(Records from a dataset)
______
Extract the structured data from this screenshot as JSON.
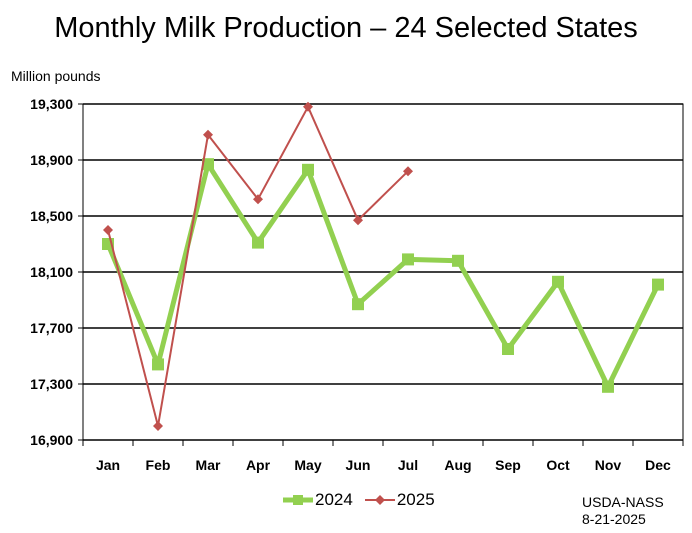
{
  "chart_data": {
    "type": "line",
    "title": "Monthly Milk Production – 24 Selected States",
    "ylabel": "Million pounds",
    "xlabel": "",
    "categories": [
      "Jan",
      "Feb",
      "Mar",
      "Apr",
      "May",
      "Jun",
      "Jul",
      "Aug",
      "Sep",
      "Oct",
      "Nov",
      "Dec"
    ],
    "ylim": [
      16900,
      19300
    ],
    "yticks": [
      "16,900",
      "17,300",
      "17,700",
      "18,100",
      "18,500",
      "18,900",
      "19,300"
    ],
    "grid": true,
    "legend": "bottom",
    "series": [
      {
        "name": "2024",
        "color": "#92d050",
        "marker": "square",
        "values": [
          18300,
          17440,
          18870,
          18310,
          18830,
          17870,
          18190,
          18180,
          17550,
          18030,
          17280,
          18010
        ]
      },
      {
        "name": "2025",
        "color": "#c0504d",
        "marker": "diamond",
        "values": [
          18400,
          17000,
          19080,
          18620,
          19280,
          18470,
          18820,
          null,
          null,
          null,
          null,
          null
        ]
      }
    ]
  },
  "source": {
    "line1": "USDA-NASS",
    "line2": "8-21-2025"
  }
}
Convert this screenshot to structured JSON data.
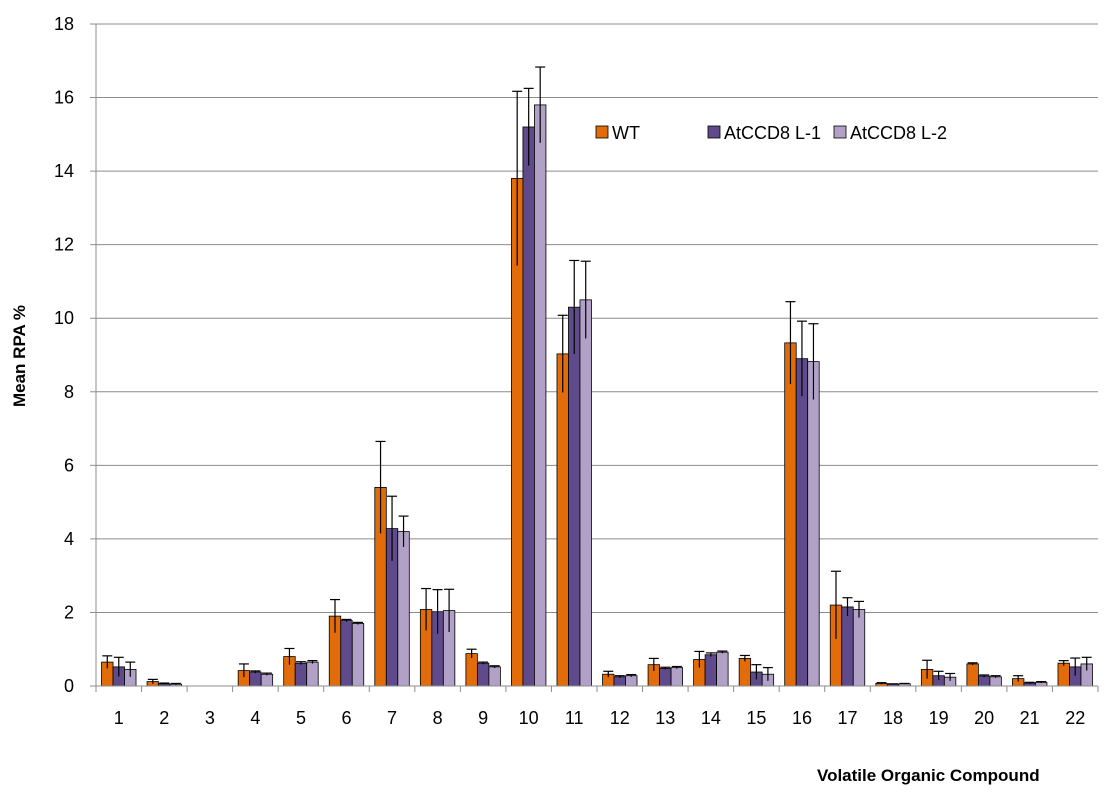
______
■ SHORT PROBLEM ■
Give only the number of lines in the records that contain the string "JSON".

■ WRITTEN ANSWER ■
2